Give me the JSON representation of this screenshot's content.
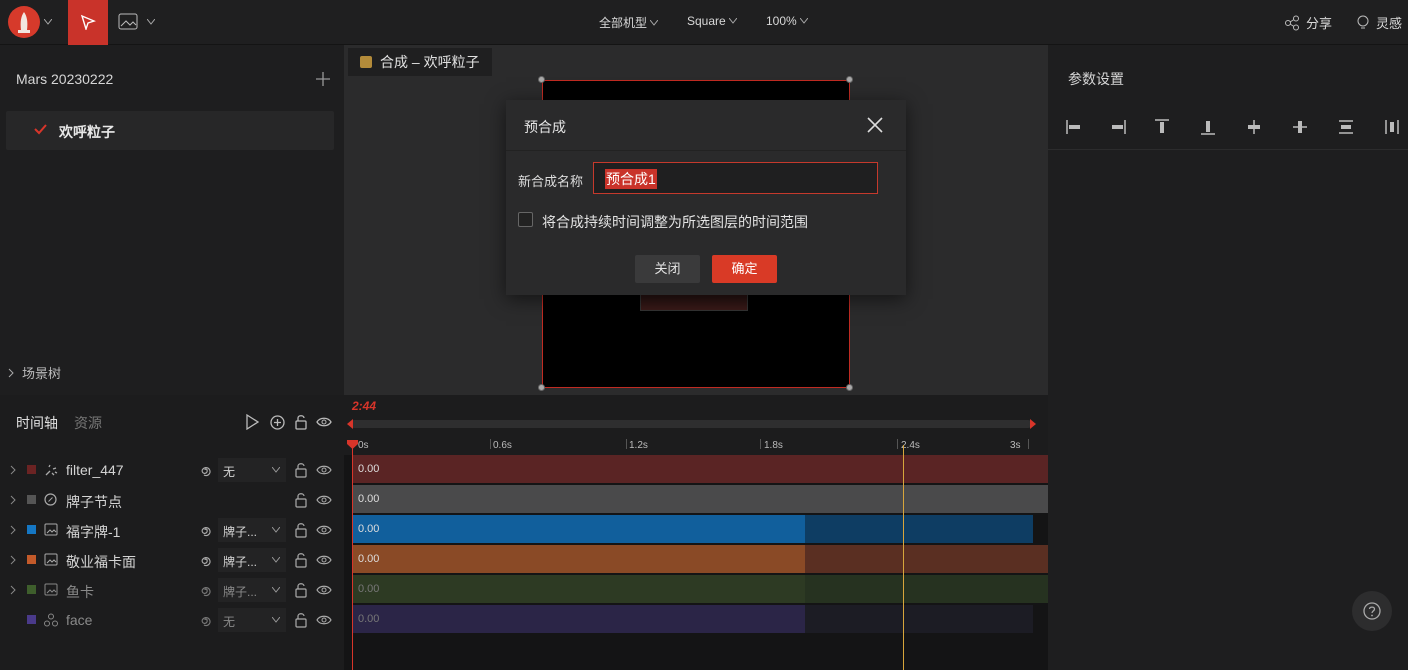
{
  "topbar": {
    "center": [
      "全部机型",
      "Square",
      "100%"
    ],
    "share": "分享",
    "inspiration": "灵感"
  },
  "left": {
    "project_title": "Mars 20230222",
    "comp_item": "欢呼粒子",
    "scene_tree": "场景树"
  },
  "viewport": {
    "tab": "合成 – 欢呼粒子"
  },
  "right": {
    "title": "参数设置"
  },
  "timeline": {
    "tabs": [
      "时间轴",
      "资源"
    ],
    "time": "2:44",
    "ticks": [
      "0s",
      "0.6s",
      "1.2s",
      "1.8s",
      "2.4s",
      "3s"
    ],
    "layers": [
      {
        "name": "filter_447",
        "color": "#6b2323",
        "parent": "无",
        "track_color": "#5a2424",
        "track_dark": "#5a2424",
        "split": 1.0,
        "val": "0.00",
        "dim": false
      },
      {
        "name": "牌子节点",
        "color": "#555555",
        "parent": "",
        "track_color": "#4a4a4b",
        "track_dark": "#4a4a4b",
        "split": 1.0,
        "val": "0.00",
        "dim": false
      },
      {
        "name": "福字牌-1",
        "color": "#1577c4",
        "parent": "牌子...",
        "track_color": "#115f9c",
        "track_dark": "#0e3d63",
        "split": 0.65,
        "val": "0.00",
        "dim": false
      },
      {
        "name": "敬业福卡面",
        "color": "#c35a2a",
        "parent": "牌子...",
        "track_color": "#8a4a26",
        "track_dark": "#5a2f22",
        "split": 0.65,
        "val": "0.00",
        "dim": false
      },
      {
        "name": "鱼卡",
        "color": "#3e5e2c",
        "parent": "牌子...",
        "track_color": "#2d3a23",
        "track_dark": "#263220",
        "split": 0.65,
        "val": "0.00",
        "dim": true
      },
      {
        "name": "face",
        "color": "#4a3a8a",
        "parent": "无",
        "track_color": "#2b2547",
        "track_dark": "#1c1c24",
        "split": 0.65,
        "val": "0.00",
        "dim": true
      }
    ]
  },
  "dialog": {
    "title": "预合成",
    "name_label": "新合成名称",
    "name_value": "预合成1",
    "checkbox_label": "将合成持续时间调整为所选图层的时间范围",
    "close_label": "关闭",
    "ok_label": "确定"
  }
}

### Problem requirements
Images in the records should not be copied. Repeat all the rest exactly.

### Response
Give me the JSON representation of this screenshot's content.
{
  "topbar": {
    "center": [
      "全部机型",
      "Square",
      "100%"
    ],
    "share": "分享",
    "inspiration": "灵感"
  },
  "left": {
    "project_title": "Mars 20230222",
    "comp_item": "欢呼粒子",
    "scene_tree": "场景树"
  },
  "viewport": {
    "tab": "合成 – 欢呼粒子"
  },
  "right": {
    "title": "参数设置"
  },
  "timeline": {
    "tabs": [
      "时间轴",
      "资源"
    ],
    "time": "2:44",
    "ticks": [
      "0s",
      "0.6s",
      "1.2s",
      "1.8s",
      "2.4s",
      "3s"
    ],
    "layers": [
      {
        "name": "filter_447",
        "color": "#6b2323",
        "parent": "无",
        "track_color": "#5a2424",
        "track_dark": "#5a2424",
        "split": 1.0,
        "val": "0.00",
        "dim": false
      },
      {
        "name": "牌子节点",
        "color": "#555555",
        "parent": "",
        "track_color": "#4a4a4b",
        "track_dark": "#4a4a4b",
        "split": 1.0,
        "val": "0.00",
        "dim": false
      },
      {
        "name": "福字牌-1",
        "color": "#1577c4",
        "parent": "牌子...",
        "track_color": "#115f9c",
        "track_dark": "#0e3d63",
        "split": 0.65,
        "val": "0.00",
        "dim": false
      },
      {
        "name": "敬业福卡面",
        "color": "#c35a2a",
        "parent": "牌子...",
        "track_color": "#8a4a26",
        "track_dark": "#5a2f22",
        "split": 0.65,
        "val": "0.00",
        "dim": false
      },
      {
        "name": "鱼卡",
        "color": "#3e5e2c",
        "parent": "牌子...",
        "track_color": "#2d3a23",
        "track_dark": "#263220",
        "split": 0.65,
        "val": "0.00",
        "dim": true
      },
      {
        "name": "face",
        "color": "#4a3a8a",
        "parent": "无",
        "track_color": "#2b2547",
        "track_dark": "#1c1c24",
        "split": 0.65,
        "val": "0.00",
        "dim": true
      }
    ]
  },
  "dialog": {
    "title": "预合成",
    "name_label": "新合成名称",
    "name_value": "预合成1",
    "checkbox_label": "将合成持续时间调整为所选图层的时间范围",
    "close_label": "关闭",
    "ok_label": "确定"
  }
}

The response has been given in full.